Can you copy the rows below verbatim, from the line with "Extract all elements" to the line with "colorbar-tick-2: 3E+08 <box>568", both included, and nothing else?

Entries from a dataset

▬▬▬▬▬▬

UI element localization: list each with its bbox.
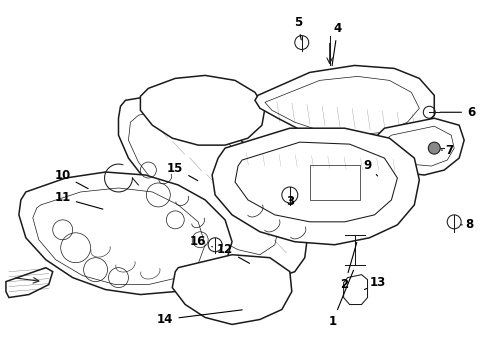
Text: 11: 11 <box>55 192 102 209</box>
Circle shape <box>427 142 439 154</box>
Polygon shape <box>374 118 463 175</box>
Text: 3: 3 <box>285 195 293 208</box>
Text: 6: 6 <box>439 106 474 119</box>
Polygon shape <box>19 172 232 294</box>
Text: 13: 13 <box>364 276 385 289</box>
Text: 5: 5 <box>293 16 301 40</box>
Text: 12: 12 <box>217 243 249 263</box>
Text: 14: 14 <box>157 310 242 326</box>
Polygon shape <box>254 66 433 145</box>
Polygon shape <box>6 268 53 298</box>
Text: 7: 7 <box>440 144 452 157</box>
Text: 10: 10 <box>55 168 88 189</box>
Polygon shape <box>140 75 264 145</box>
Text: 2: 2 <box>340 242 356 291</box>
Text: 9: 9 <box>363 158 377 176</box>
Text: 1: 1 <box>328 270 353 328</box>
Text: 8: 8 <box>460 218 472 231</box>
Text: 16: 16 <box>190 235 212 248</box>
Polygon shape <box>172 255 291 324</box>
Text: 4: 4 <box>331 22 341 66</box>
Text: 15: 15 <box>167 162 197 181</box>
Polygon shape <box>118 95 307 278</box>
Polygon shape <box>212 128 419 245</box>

▬▬▬▬▬▬

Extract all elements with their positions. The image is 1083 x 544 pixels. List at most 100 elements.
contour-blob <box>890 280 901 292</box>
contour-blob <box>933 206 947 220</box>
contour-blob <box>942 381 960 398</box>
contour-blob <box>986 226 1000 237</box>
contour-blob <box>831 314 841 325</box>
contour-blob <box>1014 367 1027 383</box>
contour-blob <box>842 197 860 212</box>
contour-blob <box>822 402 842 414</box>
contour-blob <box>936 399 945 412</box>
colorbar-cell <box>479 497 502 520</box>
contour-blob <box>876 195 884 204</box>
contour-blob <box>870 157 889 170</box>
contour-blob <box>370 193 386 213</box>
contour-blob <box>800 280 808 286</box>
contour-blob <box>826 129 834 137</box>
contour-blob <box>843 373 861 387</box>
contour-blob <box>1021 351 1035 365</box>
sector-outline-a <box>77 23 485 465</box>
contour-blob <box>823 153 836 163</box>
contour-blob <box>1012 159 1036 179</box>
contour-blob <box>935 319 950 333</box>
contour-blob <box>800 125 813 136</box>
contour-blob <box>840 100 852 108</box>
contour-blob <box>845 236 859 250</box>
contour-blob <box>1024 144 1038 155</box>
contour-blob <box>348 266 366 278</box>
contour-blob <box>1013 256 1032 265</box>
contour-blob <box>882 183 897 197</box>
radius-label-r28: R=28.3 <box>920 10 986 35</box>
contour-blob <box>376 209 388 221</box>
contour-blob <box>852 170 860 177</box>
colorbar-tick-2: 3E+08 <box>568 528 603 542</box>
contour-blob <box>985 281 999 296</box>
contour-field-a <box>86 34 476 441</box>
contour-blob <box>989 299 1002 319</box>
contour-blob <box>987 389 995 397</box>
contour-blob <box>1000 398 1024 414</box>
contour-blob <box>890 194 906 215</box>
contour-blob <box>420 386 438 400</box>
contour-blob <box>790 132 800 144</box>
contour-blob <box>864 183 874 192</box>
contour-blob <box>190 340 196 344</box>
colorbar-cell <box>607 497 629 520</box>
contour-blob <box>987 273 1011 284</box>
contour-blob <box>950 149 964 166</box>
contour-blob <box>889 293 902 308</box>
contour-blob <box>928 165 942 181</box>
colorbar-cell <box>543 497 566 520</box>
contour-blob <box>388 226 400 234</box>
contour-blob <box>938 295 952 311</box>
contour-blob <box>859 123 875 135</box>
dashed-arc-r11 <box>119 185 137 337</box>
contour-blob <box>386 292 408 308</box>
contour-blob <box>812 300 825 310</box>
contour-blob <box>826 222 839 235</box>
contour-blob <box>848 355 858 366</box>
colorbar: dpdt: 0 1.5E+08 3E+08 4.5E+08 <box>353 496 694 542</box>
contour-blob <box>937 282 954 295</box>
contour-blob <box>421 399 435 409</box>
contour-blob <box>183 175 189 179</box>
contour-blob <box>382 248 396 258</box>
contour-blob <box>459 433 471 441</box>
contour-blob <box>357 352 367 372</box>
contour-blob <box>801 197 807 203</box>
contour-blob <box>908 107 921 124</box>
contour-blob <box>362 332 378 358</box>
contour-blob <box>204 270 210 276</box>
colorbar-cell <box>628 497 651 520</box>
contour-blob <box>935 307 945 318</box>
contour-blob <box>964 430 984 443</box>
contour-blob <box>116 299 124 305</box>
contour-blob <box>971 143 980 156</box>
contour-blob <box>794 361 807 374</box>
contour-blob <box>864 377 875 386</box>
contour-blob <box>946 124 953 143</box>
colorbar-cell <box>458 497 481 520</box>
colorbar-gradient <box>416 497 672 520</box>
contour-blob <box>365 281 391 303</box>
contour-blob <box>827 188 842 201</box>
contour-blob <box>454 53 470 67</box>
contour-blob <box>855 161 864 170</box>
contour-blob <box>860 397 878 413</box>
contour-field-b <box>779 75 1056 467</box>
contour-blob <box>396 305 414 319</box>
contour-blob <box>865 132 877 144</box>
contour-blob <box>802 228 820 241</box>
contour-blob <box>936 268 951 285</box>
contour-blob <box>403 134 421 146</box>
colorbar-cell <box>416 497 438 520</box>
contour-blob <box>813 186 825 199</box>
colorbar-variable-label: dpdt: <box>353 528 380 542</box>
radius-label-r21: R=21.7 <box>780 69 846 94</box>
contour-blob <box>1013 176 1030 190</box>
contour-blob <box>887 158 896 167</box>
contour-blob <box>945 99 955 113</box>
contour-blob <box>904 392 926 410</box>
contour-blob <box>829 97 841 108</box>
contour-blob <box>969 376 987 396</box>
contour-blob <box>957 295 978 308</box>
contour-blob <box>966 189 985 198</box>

▬▬▬▬▬▬

▸ **Complete output**
Extract all elements with their positions. The image is 1083 x 544 pixels. List at most 100 elements.
contour-blob <box>890 280 901 292</box>
contour-blob <box>933 206 947 220</box>
contour-blob <box>942 381 960 398</box>
contour-blob <box>986 226 1000 237</box>
contour-blob <box>831 314 841 325</box>
contour-blob <box>1014 367 1027 383</box>
contour-blob <box>842 197 860 212</box>
contour-blob <box>822 402 842 414</box>
contour-blob <box>936 399 945 412</box>
colorbar-cell <box>479 497 502 520</box>
contour-blob <box>876 195 884 204</box>
contour-blob <box>870 157 889 170</box>
contour-blob <box>370 193 386 213</box>
contour-blob <box>800 280 808 286</box>
contour-blob <box>826 129 834 137</box>
contour-blob <box>843 373 861 387</box>
contour-blob <box>1021 351 1035 365</box>
sector-outline-a <box>77 23 485 465</box>
contour-blob <box>823 153 836 163</box>
contour-blob <box>1012 159 1036 179</box>
contour-blob <box>935 319 950 333</box>
contour-blob <box>800 125 813 136</box>
contour-blob <box>840 100 852 108</box>
contour-blob <box>845 236 859 250</box>
contour-blob <box>1024 144 1038 155</box>
contour-blob <box>348 266 366 278</box>
contour-blob <box>1013 256 1032 265</box>
contour-blob <box>882 183 897 197</box>
radius-label-r28: R=28.3 <box>920 10 986 35</box>
contour-blob <box>376 209 388 221</box>
contour-blob <box>852 170 860 177</box>
colorbar-tick-2: 3E+08 <box>568 528 603 542</box>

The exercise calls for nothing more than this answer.